SET PROBLEM
Quote the whole listing word for word, please.

------------------------

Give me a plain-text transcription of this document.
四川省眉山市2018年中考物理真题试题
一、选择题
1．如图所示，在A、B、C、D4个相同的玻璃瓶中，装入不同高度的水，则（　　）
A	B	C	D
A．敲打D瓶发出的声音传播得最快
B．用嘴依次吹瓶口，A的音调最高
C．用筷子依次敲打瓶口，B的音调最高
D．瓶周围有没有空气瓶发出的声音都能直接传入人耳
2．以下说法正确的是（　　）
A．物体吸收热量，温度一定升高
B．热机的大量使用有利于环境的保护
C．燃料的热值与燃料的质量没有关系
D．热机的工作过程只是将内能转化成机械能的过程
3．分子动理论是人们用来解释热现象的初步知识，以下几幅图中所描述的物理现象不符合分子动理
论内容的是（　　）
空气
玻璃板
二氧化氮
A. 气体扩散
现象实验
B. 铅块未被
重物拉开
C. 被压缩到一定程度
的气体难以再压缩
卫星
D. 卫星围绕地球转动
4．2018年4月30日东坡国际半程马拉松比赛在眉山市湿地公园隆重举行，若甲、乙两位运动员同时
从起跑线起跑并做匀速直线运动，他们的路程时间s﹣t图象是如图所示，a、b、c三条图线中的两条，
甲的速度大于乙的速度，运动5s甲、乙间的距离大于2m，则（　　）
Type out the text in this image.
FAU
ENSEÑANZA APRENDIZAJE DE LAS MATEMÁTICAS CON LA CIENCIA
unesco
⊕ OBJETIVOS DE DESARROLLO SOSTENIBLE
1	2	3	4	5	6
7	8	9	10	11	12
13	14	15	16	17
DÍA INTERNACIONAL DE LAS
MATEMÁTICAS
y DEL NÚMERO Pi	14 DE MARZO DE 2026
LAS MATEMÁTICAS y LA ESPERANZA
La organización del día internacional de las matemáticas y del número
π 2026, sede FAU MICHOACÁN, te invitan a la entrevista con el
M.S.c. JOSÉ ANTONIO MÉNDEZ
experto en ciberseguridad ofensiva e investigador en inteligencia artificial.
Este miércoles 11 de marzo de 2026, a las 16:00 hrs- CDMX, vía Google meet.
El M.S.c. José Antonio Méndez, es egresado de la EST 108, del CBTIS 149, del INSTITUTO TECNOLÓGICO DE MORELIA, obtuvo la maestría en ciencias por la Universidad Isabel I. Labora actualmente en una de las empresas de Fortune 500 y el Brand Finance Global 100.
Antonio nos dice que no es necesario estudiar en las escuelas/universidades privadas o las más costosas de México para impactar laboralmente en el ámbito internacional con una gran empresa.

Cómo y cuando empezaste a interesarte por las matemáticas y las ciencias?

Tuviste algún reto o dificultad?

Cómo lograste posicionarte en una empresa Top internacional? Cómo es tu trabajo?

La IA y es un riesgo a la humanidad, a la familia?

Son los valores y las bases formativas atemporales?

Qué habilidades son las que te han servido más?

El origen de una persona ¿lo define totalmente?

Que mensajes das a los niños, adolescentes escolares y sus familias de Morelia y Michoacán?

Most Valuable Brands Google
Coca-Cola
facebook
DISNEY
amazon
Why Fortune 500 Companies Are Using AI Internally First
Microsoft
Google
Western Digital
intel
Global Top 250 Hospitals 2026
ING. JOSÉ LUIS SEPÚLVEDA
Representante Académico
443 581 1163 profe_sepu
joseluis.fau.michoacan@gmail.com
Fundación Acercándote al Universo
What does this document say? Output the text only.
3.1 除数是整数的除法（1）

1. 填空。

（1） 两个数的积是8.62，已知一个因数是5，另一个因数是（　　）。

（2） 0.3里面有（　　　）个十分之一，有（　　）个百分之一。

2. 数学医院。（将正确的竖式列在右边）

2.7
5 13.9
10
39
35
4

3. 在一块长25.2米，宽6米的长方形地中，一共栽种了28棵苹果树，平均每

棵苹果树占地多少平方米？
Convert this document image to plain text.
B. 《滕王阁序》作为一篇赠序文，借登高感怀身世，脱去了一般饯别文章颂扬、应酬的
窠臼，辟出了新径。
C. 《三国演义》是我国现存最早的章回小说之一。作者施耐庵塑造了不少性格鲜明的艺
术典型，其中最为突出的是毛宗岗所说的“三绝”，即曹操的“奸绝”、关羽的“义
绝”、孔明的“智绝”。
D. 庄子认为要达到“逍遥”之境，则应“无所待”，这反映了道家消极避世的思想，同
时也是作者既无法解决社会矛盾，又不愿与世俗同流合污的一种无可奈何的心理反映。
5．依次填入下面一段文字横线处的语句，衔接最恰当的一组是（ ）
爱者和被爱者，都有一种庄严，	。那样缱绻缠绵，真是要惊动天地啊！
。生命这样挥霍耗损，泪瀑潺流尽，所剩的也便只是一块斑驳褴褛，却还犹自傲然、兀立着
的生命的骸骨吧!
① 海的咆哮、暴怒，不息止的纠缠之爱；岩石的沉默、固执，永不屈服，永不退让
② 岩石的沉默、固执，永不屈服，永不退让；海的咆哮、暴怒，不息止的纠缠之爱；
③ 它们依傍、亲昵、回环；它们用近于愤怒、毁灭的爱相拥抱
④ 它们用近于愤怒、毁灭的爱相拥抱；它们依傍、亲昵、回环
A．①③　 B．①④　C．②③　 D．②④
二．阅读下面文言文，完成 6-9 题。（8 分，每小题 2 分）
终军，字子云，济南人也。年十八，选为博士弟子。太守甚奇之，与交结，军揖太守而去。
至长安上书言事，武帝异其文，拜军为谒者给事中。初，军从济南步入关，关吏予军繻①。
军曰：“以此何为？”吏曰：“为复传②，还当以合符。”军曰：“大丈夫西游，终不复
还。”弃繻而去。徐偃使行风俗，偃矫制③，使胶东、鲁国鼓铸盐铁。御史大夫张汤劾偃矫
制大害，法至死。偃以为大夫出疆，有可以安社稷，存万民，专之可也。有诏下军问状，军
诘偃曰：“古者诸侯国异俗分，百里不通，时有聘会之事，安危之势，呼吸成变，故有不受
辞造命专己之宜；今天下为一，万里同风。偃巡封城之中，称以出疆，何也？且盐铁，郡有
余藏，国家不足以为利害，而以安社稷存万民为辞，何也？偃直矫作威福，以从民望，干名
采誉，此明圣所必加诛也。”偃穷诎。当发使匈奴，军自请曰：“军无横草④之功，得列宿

------------------------

TASK RESPONSE
Give me a plain-text transcription of this document.
四川省眉山市2018年中考物理真题试题
一、选择题
1．如图所示，在A、B、C、D4个相同的玻璃瓶中，装入不同高度的水，则（　　）
A	B	C	D
A．敲打D瓶发出的声音传播得最快
B．用嘴依次吹瓶口，A的音调最高
C．用筷子依次敲打瓶口，B的音调最高
D．瓶周围有没有空气瓶发出的声音都能直接传入人耳
2．以下说法正确的是（　　）
A．物体吸收热量，温度一定升高
B．热机的大量使用有利于环境的保护
C．燃料的热值与燃料的质量没有关系
D．热机的工作过程只是将内能转化成机械能的过程
3．分子动理论是人们用来解释热现象的初步知识，以下几幅图中所描述的物理现象不符合分子动理
论内容的是（　　）
空气
玻璃板
二氧化氮
A. 气体扩散
现象实验
B. 铅块未被
重物拉开
C. 被压缩到一定程度
的气体难以再压缩
卫星
D. 卫星围绕地球转动
4．2018年4月30日东坡国际半程马拉松比赛在眉山市湿地公园隆重举行，若甲、乙两位运动员同时
从起跑线起跑并做匀速直线运动，他们的路程时间s﹣t图象是如图所示，a、b、c三条图线中的两条，
甲的速度大于乙的速度，运动5s甲、乙间的距离大于2m，则（　　）
Type out the text in this image.
FAU
ENSEÑANZA APRENDIZAJE DE LAS MATEMÁTICAS CON LA CIENCIA
unesco
⊕ OBJETIVOS DE DESARROLLO SOSTENIBLE
1	2	3	4	5	6
7	8	9	10	11	12
13	14	15	16	17
DÍA INTERNACIONAL DE LAS
MATEMÁTICAS
y DEL NÚMERO Pi	14 DE MARZO DE 2026
LAS MATEMÁTICAS y LA ESPERANZA
La organización del día internacional de las matemáticas y del número
π 2026, sede FAU MICHOACÁN, te invitan a la entrevista con el
M.S.c. JOSÉ ANTONIO MÉNDEZ
experto en ciberseguridad ofensiva e investigador en inteligencia artificial.
Este miércoles 11 de marzo de 2026, a las 16:00 hrs- CDMX, vía Google meet.
El M.S.c. José Antonio Méndez, es egresado de la EST 108, del CBTIS 149, del INSTITUTO TECNOLÓGICO DE MORELIA, obtuvo la maestría en ciencias por la Universidad Isabel I. Labora actualmente en una de las empresas de Fortune 500 y el Brand Finance Global 100.
Antonio nos dice que no es necesario estudiar en las escuelas/universidades privadas o las más costosas de México para impactar laboralmente en el ámbito internacional con una gran empresa.

Cómo y cuando empezaste a interesarte por las matemáticas y las ciencias?

Tuviste algún reto o dificultad?

Cómo lograste posicionarte en una empresa Top internacional? Cómo es tu trabajo?

La IA y es un riesgo a la humanidad, a la familia?

Son los valores y las bases formativas atemporales?

Qué habilidades son las que te han servido más?

El origen de una persona ¿lo define totalmente?

Que mensajes das a los niños, adolescentes escolares y sus familias de Morelia y Michoacán?

Most Valuable Brands Google
Coca-Cola
facebook
DISNEY
amazon
Why Fortune 500 Companies Are Using AI Internally First
Microsoft
Google
Western Digital
intel
Global Top 250 Hospitals 2026
ING. JOSÉ LUIS SEPÚLVEDA
Representante Académico
443 581 1163 profe_sepu
joseluis.fau.michoacan@gmail.com
Fundación Acercándote al Universo
What does this document say? Output the text only.
3.1 除数是整数的除法（1）

1. 填空。

（1） 两个数的积是8.62，已知一个因数是5，另一个因数是（　　）。

（2） 0.3里面有（　　　）个十分之一，有（　　）个百分之一。

2. 数学医院。（将正确的竖式列在右边）

2.7
5 13.9
10
39
35
4

3. 在一块长25.2米，宽6米的长方形地中，一共栽种了28棵苹果树，平均每

棵苹果树占地多少平方米？
Convert this document image to plain text.
B. 《滕王阁序》作为一篇赠序文，借登高感怀身世，脱去了一般饯别文章颂扬、应酬的
窠臼，辟出了新径。
C. 《三国演义》是我国现存最早的章回小说之一。作者施耐庵塑造了不少性格鲜明的艺
术典型，其中最为突出的是毛宗岗所说的“三绝”，即曹操的“奸绝”、关羽的“义
绝”、孔明的“智绝”。
D. 庄子认为要达到“逍遥”之境，则应“无所待”，这反映了道家消极避世的思想，同
时也是作者既无法解决社会矛盾，又不愿与世俗同流合污的一种无可奈何的心理反映。
5．依次填入下面一段文字横线处的语句，衔接最恰当的一组是（ ）
爱者和被爱者，都有一种庄严，	。那样缱绻缠绵，真是要惊动天地啊！
。生命这样挥霍耗损，泪瀑潺流尽，所剩的也便只是一块斑驳褴褛，却还犹自傲然、兀立着
的生命的骸骨吧!
① 海的咆哮、暴怒，不息止的纠缠之爱；岩石的沉默、固执，永不屈服，永不退让
② 岩石的沉默、固执，永不屈服，永不退让；海的咆哮、暴怒，不息止的纠缠之爱；
③ 它们依傍、亲昵、回环；它们用近于愤怒、毁灭的爱相拥抱
④ 它们用近于愤怒、毁灭的爱相拥抱；它们依傍、亲昵、回环
A．①③　 B．①④　C．②③　 D．②④
二．阅读下面文言文，完成 6-9 题。（8 分，每小题 2 分）
终军，字子云，济南人也。年十八，选为博士弟子。太守甚奇之，与交结，军揖太守而去。
至长安上书言事，武帝异其文，拜军为谒者给事中。初，军从济南步入关，关吏予军繻①。
军曰：“以此何为？”吏曰：“为复传②，还当以合符。”军曰：“大丈夫西游，终不复
还。”弃繻而去。徐偃使行风俗，偃矫制③，使胶东、鲁国鼓铸盐铁。御史大夫张汤劾偃矫
制大害，法至死。偃以为大夫出疆，有可以安社稷，存万民，专之可也。有诏下军问状，军
诘偃曰：“古者诸侯国异俗分，百里不通，时有聘会之事，安危之势，呼吸成变，故有不受
辞造命专己之宜；今天下为一，万里同风。偃巡封城之中，称以出疆，何也？且盐铁，郡有
余藏，国家不足以为利害，而以安社稷存万民为辞，何也？偃直矫作威福，以从民望，干名
采誉，此明圣所必加诛也。”偃穷诎。当发使匈奴，军自请曰：“军无横草④之功，得列宿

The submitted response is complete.